_Directions_
Each word in the data below should be copied exactly; the images should not.

(Dataset records on visual material)
------------------------------------------------------------

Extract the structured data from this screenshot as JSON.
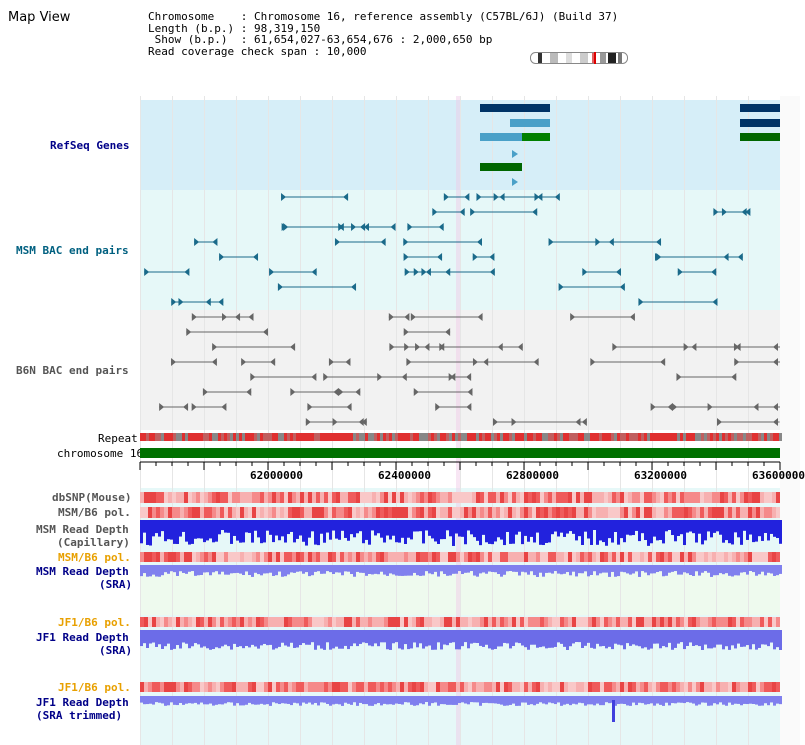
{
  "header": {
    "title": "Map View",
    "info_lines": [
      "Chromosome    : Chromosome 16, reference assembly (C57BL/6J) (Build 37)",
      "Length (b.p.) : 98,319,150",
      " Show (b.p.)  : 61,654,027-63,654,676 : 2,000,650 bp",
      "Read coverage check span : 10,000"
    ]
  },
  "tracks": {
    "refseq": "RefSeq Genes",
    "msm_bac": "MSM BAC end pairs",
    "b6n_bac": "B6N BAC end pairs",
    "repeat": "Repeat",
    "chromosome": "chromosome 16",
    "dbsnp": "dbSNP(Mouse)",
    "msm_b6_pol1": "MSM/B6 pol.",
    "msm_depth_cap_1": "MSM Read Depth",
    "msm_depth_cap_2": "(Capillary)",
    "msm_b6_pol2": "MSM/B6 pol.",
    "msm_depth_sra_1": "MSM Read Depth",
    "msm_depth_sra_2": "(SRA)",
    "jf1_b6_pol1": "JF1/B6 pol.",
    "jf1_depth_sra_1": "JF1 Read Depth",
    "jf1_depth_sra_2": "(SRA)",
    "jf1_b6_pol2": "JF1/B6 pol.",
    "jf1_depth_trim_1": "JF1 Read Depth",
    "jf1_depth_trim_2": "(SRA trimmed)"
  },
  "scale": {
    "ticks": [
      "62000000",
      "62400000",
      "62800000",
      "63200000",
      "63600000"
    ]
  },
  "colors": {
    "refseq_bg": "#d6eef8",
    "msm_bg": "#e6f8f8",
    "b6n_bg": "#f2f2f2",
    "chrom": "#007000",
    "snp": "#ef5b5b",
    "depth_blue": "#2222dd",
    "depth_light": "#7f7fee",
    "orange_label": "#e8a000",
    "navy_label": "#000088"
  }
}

------------------------------------------------------------

_Response area_
Extract the structured data from this screenshot as JSON.
{
  "header": {
    "title": "Map View",
    "info_lines": [
      "Chromosome    : Chromosome 16, reference assembly (C57BL/6J) (Build 37)",
      "Length (b.p.) : 98,319,150",
      " Show (b.p.)  : 61,654,027-63,654,676 : 2,000,650 bp",
      "Read coverage check span : 10,000"
    ]
  },
  "tracks": {
    "refseq": "RefSeq Genes",
    "msm_bac": "MSM BAC end pairs",
    "b6n_bac": "B6N BAC end pairs",
    "repeat": "Repeat",
    "chromosome": "chromosome 16",
    "dbsnp": "dbSNP(Mouse)",
    "msm_b6_pol1": "MSM/B6 pol.",
    "msm_depth_cap_1": "MSM Read Depth",
    "msm_depth_cap_2": "(Capillary)",
    "msm_b6_pol2": "MSM/B6 pol.",
    "msm_depth_sra_1": "MSM Read Depth",
    "msm_depth_sra_2": "(SRA)",
    "jf1_b6_pol1": "JF1/B6 pol.",
    "jf1_depth_sra_1": "JF1 Read Depth",
    "jf1_depth_sra_2": "(SRA)",
    "jf1_b6_pol2": "JF1/B6 pol.",
    "jf1_depth_trim_1": "JF1 Read Depth",
    "jf1_depth_trim_2": "(SRA trimmed)"
  },
  "scale": {
    "ticks": [
      "62000000",
      "62400000",
      "62800000",
      "63200000",
      "63600000"
    ]
  },
  "colors": {
    "refseq_bg": "#d6eef8",
    "msm_bg": "#e6f8f8",
    "b6n_bg": "#f2f2f2",
    "chrom": "#007000",
    "snp": "#ef5b5b",
    "depth_blue": "#2222dd",
    "depth_light": "#7f7fee",
    "orange_label": "#e8a000",
    "navy_label": "#000088"
  }
}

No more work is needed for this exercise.